[What this task involves]:
Reproduce all the entries exactly and keep the pictures out.

[Task input]:
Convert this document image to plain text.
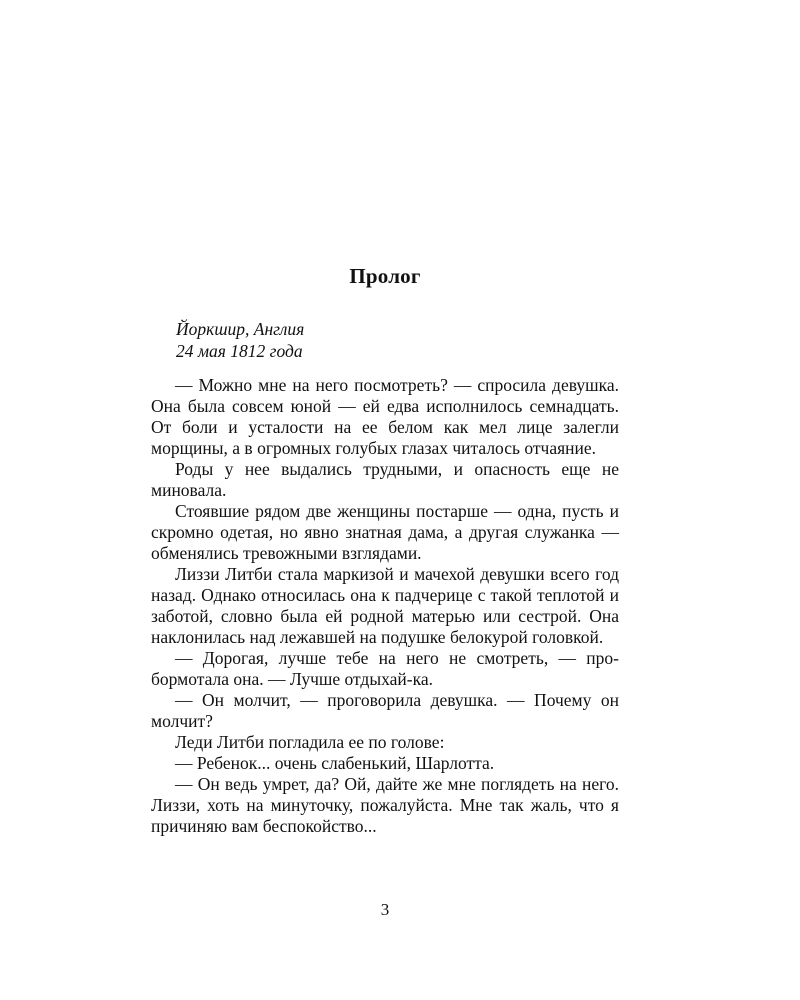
Пролог
Йоркшир, Англия
24 мая 1812 года

— Можно мне на него посмотреть? — спросила девушка. Она была совсем юной — ей едва исполнилось семнадцать. От боли и усталости на ее белом как мел лице залегли морщины, а в огромных голубых глазах читалось отчаяние.

Роды у нее выдались трудными, и опасность еще не миновала.

Стоявшие рядом две женщины постарше — одна, пусть и скромно одетая, но явно знатная дама, а другая служанка — обменялись тревожными взглядами.

Лиззи Литби стала маркизой и мачехой девушки всего год назад. Однако относилась она к падчерице с такой теплотой и заботой, словно была ей родной матерью или сестрой. Она наклонилась над лежавшей на подушке белокурой головкой.

— Дорогая, лучше тебе на него не смотреть, — пробормотала она. — Лучше отдыхай-ка.

— Он молчит, — проговорила девушка. — Почему он молчит?

Леди Литби погладила ее по голове:

— Ребенок... очень слабенький, Шарлотта.

— Он ведь умрет, да? Ой, дайте же мне поглядеть на него. Лиззи, хоть на минуточку, пожалуйста. Мне так жаль, что я причиняю вам беспокойство...

3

[Complete response]:
Convert this document image to plain text.
Пролог
Йоркшир, Англия
24 мая 1812 года

— Можно мне на него посмотреть? — спросила девушка. Она была совсем юной — ей едва исполнилось семнадцать. От боли и усталости на ее белом как мел лице залегли морщины, а в огромных голубых глазах читалось отчаяние.

Роды у нее выдались трудными, и опасность еще не миновала.

Стоявшие рядом две женщины постарше — одна, пусть и скромно одетая, но явно знатная дама, а другая служанка — обменялись тревожными взглядами.

Лиззи Литби стала маркизой и мачехой девушки всего год назад. Однако относилась она к падчерице с такой теплотой и заботой, словно была ей родной матерью или сестрой. Она наклонилась над лежавшей на подушке белокурой головкой.

— Дорогая, лучше тебе на него не смотреть, — пробормотала она. — Лучше отдыхай-ка.

— Он молчит, — проговорила девушка. — Почему он молчит?

Леди Литби погладила ее по голове:

— Ребенок... очень слабенький, Шарлотта.

— Он ведь умрет, да? Ой, дайте же мне поглядеть на него. Лиззи, хоть на минуточку, пожалуйста. Мне так жаль, что я причиняю вам беспокойство...

3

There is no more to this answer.